> Rows:
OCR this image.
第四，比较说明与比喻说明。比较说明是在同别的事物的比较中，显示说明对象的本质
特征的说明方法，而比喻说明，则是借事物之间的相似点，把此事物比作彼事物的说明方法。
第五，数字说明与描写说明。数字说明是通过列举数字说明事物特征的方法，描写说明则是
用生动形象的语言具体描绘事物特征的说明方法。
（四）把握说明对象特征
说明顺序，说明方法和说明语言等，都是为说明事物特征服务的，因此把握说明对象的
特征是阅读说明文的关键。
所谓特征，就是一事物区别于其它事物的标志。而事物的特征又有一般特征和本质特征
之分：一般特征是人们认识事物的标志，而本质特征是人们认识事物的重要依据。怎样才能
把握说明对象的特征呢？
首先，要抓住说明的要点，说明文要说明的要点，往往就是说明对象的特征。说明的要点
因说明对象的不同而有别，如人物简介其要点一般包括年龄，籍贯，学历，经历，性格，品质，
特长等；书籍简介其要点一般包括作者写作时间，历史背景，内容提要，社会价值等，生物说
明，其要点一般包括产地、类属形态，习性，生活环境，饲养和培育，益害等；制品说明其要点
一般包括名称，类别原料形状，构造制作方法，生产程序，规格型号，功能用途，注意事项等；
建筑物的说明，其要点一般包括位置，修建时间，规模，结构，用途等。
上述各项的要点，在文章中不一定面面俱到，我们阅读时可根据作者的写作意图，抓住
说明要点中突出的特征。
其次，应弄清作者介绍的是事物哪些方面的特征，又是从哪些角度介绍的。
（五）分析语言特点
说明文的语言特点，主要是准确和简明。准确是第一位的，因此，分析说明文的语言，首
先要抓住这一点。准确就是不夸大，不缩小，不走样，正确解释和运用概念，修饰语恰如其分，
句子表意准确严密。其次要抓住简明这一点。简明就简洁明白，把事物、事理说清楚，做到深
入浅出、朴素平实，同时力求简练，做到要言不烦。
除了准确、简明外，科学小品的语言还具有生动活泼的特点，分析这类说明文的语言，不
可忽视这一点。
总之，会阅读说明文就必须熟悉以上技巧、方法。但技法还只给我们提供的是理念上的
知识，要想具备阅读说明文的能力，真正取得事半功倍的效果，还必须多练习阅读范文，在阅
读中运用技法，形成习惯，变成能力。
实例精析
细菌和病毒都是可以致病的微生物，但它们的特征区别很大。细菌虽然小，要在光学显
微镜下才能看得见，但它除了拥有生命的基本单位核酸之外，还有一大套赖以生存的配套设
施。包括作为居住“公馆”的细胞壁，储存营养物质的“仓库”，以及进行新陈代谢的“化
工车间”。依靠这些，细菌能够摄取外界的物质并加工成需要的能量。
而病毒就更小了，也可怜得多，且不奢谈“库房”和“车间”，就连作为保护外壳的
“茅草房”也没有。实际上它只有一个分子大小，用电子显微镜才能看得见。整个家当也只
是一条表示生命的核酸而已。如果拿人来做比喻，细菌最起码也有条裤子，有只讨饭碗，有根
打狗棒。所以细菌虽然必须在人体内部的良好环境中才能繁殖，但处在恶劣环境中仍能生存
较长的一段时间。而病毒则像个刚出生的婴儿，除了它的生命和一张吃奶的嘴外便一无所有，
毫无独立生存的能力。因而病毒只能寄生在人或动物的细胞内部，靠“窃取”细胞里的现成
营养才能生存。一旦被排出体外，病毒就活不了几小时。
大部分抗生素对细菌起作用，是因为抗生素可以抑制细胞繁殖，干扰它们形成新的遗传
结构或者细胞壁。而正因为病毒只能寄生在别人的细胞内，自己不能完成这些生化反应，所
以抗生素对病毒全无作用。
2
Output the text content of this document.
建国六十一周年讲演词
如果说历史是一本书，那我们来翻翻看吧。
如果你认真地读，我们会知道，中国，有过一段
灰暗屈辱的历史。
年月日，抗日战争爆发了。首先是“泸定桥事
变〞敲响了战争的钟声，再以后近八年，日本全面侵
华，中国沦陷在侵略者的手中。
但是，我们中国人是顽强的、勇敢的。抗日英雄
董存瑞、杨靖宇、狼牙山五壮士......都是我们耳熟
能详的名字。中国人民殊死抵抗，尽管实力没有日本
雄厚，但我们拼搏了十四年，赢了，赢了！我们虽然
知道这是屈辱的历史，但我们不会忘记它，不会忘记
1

> Brief:
Scan the listing above. Collect all lines with the word "this".

> Written solution:
OCR this image.
Output the text content of this document.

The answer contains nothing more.